▶ **Direction**:
From the data that follows, copy every line holding the string "projeté".

○ ○ ○

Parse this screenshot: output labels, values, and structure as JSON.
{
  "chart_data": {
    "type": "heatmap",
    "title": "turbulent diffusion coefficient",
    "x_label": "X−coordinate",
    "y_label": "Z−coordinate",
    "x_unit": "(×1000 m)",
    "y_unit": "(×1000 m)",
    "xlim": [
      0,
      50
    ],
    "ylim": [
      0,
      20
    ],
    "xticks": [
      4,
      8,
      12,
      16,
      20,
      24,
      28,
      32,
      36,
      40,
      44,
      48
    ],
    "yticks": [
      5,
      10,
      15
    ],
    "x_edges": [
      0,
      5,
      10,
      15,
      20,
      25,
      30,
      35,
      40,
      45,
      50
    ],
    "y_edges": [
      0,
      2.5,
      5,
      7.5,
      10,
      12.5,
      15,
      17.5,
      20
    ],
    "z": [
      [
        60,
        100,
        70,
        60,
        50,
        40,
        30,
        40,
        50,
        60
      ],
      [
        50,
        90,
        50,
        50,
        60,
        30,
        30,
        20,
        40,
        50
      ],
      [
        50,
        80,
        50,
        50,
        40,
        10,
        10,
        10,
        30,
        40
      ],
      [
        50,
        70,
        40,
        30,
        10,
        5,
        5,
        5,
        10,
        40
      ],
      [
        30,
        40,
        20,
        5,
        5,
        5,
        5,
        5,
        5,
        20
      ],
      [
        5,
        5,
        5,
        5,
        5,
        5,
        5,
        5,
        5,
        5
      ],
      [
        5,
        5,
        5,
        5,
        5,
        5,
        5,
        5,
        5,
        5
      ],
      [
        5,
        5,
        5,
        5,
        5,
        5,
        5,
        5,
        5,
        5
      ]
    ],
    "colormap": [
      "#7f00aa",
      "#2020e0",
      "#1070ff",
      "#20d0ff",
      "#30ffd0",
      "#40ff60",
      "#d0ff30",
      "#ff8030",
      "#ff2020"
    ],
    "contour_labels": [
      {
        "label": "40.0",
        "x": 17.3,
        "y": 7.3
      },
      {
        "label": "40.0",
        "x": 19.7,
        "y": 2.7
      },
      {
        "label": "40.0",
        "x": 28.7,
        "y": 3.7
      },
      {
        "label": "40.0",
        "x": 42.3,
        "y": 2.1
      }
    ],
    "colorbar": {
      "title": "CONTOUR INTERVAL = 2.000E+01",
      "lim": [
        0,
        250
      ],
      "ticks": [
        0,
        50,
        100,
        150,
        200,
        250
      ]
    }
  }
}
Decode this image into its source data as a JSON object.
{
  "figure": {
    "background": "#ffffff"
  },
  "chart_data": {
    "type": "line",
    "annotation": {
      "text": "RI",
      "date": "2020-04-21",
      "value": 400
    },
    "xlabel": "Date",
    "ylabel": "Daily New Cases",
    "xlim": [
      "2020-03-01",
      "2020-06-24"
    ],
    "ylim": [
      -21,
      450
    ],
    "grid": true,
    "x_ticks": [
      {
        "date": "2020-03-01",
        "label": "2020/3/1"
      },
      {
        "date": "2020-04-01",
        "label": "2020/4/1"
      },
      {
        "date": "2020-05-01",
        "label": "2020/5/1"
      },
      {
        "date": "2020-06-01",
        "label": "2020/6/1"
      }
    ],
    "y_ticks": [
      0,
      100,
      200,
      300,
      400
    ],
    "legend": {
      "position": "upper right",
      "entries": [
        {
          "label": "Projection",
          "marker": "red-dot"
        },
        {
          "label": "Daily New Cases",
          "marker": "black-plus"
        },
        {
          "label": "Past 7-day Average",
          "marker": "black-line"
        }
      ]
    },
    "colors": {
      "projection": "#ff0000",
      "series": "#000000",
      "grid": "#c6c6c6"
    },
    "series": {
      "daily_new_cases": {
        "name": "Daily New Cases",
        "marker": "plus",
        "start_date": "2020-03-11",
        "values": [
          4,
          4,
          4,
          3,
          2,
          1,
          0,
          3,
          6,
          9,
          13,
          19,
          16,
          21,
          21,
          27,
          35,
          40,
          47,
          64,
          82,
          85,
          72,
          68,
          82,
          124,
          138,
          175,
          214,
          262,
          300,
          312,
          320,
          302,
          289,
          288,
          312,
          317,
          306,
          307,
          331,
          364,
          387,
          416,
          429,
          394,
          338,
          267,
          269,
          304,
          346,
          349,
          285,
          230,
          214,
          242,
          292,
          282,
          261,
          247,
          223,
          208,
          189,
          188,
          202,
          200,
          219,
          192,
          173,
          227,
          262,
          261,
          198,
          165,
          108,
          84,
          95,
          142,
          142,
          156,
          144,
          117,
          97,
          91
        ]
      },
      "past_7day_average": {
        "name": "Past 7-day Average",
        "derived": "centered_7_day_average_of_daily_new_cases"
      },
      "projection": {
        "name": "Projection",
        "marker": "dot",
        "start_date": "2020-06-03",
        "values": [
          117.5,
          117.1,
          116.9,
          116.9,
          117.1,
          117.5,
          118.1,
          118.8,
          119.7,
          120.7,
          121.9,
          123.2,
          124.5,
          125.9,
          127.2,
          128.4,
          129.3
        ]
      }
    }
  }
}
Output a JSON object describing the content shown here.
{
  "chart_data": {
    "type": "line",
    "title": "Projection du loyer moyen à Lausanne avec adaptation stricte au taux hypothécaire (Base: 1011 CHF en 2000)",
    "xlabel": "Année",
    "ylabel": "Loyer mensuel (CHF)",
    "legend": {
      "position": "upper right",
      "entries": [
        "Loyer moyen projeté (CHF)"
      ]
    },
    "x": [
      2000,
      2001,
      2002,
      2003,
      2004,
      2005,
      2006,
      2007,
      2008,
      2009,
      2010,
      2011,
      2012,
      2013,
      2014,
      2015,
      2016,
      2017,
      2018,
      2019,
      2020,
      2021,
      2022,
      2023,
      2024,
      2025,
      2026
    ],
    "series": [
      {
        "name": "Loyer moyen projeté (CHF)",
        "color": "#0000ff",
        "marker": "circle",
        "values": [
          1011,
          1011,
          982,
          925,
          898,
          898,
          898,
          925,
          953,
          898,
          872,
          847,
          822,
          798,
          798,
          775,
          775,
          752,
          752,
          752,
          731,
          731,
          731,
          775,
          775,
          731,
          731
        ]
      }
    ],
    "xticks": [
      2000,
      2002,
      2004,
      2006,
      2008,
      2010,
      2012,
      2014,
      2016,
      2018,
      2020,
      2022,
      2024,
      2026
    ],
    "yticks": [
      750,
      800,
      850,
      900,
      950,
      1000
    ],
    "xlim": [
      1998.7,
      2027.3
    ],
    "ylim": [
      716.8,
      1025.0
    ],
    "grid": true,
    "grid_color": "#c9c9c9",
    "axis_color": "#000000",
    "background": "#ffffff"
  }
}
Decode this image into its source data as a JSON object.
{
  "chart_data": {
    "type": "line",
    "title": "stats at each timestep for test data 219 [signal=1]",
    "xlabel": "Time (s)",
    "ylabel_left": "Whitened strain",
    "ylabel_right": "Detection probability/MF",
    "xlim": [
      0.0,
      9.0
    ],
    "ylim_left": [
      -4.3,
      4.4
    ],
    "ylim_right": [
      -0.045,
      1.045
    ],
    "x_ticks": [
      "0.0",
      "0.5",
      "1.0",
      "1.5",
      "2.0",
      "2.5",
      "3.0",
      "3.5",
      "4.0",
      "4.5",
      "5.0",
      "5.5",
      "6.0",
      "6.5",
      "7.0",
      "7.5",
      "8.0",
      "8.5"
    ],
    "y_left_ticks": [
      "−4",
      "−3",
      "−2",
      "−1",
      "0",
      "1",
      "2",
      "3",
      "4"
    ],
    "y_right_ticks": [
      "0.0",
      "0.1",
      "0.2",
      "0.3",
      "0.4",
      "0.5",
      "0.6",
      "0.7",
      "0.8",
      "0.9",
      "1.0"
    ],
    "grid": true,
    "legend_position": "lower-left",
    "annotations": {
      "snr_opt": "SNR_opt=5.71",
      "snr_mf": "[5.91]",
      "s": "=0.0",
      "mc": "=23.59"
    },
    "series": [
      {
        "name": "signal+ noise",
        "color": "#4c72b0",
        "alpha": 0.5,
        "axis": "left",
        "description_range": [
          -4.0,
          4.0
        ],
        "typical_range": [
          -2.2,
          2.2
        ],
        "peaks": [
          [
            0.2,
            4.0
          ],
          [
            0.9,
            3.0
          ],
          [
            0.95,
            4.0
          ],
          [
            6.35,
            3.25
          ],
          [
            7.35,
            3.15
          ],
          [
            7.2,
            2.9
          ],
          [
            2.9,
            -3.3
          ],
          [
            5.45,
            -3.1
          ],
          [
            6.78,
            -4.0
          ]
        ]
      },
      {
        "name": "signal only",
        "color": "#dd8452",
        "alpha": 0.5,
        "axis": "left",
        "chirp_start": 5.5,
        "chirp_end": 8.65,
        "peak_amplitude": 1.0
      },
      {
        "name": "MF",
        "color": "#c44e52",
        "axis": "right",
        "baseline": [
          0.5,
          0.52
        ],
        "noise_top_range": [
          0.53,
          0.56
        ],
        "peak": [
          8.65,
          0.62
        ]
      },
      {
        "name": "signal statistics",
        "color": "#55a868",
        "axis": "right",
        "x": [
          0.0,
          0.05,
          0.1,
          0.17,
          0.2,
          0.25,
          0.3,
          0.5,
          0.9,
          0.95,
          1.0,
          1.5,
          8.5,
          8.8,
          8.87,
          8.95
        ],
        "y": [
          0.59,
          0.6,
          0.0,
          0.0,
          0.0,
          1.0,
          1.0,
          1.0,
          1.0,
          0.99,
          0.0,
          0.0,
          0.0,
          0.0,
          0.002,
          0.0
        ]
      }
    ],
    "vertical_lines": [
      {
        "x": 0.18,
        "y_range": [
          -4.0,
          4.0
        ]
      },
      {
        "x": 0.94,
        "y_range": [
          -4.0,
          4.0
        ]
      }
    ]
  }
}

○ ○ ○

▶ **Written answer**:
        "Loyer moyen projeté (CHF)"
        "name": "Loyer moyen projeté (CHF)",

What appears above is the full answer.